» **THE REQUEST**: Each entry must be reproduced precisely as it stands.

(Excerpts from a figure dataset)

+++++

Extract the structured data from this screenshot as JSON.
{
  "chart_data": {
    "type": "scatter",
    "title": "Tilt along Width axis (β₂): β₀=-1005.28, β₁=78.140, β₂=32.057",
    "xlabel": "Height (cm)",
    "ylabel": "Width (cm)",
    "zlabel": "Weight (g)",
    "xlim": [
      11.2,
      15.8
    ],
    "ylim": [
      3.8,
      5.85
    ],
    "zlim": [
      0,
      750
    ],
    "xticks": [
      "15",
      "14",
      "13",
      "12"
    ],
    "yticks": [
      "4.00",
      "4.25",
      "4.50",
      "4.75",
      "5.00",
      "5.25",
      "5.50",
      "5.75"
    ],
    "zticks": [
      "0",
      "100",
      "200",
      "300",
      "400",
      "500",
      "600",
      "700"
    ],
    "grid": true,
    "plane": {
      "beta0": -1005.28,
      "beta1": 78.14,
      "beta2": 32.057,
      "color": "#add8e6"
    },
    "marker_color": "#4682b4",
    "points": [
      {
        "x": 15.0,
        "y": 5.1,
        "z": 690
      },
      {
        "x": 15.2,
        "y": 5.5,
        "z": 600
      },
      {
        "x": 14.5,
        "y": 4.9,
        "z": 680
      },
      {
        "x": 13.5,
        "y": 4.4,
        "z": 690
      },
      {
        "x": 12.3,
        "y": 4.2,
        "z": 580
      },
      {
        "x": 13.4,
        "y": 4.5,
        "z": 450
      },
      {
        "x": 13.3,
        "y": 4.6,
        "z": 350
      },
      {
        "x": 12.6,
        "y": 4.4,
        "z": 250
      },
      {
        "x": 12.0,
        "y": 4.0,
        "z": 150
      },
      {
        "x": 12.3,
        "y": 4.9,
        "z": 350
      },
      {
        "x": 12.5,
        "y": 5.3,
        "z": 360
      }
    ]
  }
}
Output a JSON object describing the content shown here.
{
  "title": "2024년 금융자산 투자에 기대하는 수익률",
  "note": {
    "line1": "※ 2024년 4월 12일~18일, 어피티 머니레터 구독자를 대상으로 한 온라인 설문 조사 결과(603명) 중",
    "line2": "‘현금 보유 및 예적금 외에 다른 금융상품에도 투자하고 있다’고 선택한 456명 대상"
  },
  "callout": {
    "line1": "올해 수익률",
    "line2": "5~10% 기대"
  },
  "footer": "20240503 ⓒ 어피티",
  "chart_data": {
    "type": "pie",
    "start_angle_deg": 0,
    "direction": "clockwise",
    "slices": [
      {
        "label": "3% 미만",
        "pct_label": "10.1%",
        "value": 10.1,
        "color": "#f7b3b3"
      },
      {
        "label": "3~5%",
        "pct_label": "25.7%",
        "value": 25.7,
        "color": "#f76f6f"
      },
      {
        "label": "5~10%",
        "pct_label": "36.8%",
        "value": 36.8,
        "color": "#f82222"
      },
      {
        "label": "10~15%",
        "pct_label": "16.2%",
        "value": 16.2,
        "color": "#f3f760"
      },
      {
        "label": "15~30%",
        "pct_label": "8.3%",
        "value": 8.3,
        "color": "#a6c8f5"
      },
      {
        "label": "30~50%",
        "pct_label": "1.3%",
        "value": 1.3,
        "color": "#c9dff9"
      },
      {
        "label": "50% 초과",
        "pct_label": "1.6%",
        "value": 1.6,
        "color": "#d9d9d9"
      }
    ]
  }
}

+++++

» **RESULT FOR THIS EXERCISE**:
Extract the structured data from this screenshot as JSON.
{
  "chart_data": {
    "type": "scatter",
    "title": "Tilt along Width axis (β₂): β₀=-1005.28, β₁=78.140, β₂=32.057",
    "xlabel": "Height (cm)",
    "ylabel": "Width (cm)",
    "zlabel": "Weight (g)",
    "xlim": [
      11.2,
      15.8
    ],
    "ylim": [
      3.8,
      5.85
    ],
    "zlim": [
      0,
      750
    ],
    "xticks": [
      "15",
      "14",
      "13",
      "12"
    ],
    "yticks": [
      "4.00",
      "4.25",
      "4.50",
      "4.75",
      "5.00",
      "5.25",
      "5.50",
      "5.75"
    ],
    "zticks": [
      "0",
      "100",
      "200",
      "300",
      "400",
      "500",
      "600",
      "700"
    ],
    "grid": true,
    "plane": {
      "beta0": -1005.28,
      "beta1": 78.14,
      "beta2": 32.057,
      "color": "#add8e6"
    },
    "marker_color": "#4682b4",
    "points": [
      {
        "x": 15.0,
        "y": 5.1,
        "z": 690
      },
      {
        "x": 15.2,
        "y": 5.5,
        "z": 600
      },
      {
        "x": 14.5,
        "y": 4.9,
        "z": 680
      },
      {
        "x": 13.5,
        "y": 4.4,
        "z": 690
      },
      {
        "x": 12.3,
        "y": 4.2,
        "z": 580
      },
      {
        "x": 13.4,
        "y": 4.5,
        "z": 450
      },
      {
        "x": 13.3,
        "y": 4.6,
        "z": 350
      },
      {
        "x": 12.6,
        "y": 4.4,
        "z": 250
      },
      {
        "x": 12.0,
        "y": 4.0,
        "z": 150
      },
      {
        "x": 12.3,
        "y": 4.9,
        "z": 350
      },
      {
        "x": 12.5,
        "y": 5.3,
        "z": 360
      }
    ]
  }
}
Output a JSON object describing the content shown here.
{
  "title": "2024년 금융자산 투자에 기대하는 수익률",
  "note": {
    "line1": "※ 2024년 4월 12일~18일, 어피티 머니레터 구독자를 대상으로 한 온라인 설문 조사 결과(603명) 중",
    "line2": "‘현금 보유 및 예적금 외에 다른 금융상품에도 투자하고 있다’고 선택한 456명 대상"
  },
  "callout": {
    "line1": "올해 수익률",
    "line2": "5~10% 기대"
  },
  "footer": "20240503 ⓒ 어피티",
  "chart_data": {
    "type": "pie",
    "start_angle_deg": 0,
    "direction": "clockwise",
    "slices": [
      {
        "label": "3% 미만",
        "pct_label": "10.1%",
        "value": 10.1,
        "color": "#f7b3b3"
      },
      {
        "label": "3~5%",
        "pct_label": "25.7%",
        "value": 25.7,
        "color": "#f76f6f"
      },
      {
        "label": "5~10%",
        "pct_label": "36.8%",
        "value": 36.8,
        "color": "#f82222"
      },
      {
        "label": "10~15%",
        "pct_label": "16.2%",
        "value": 16.2,
        "color": "#f3f760"
      },
      {
        "label": "15~30%",
        "pct_label": "8.3%",
        "value": 8.3,
        "color": "#a6c8f5"
      },
      {
        "label": "30~50%",
        "pct_label": "1.3%",
        "value": 1.3,
        "color": "#c9dff9"
      },
      {
        "label": "50% 초과",
        "pct_label": "1.6%",
        "value": 1.6,
        "color": "#d9d9d9"
      }
    ]
  }
}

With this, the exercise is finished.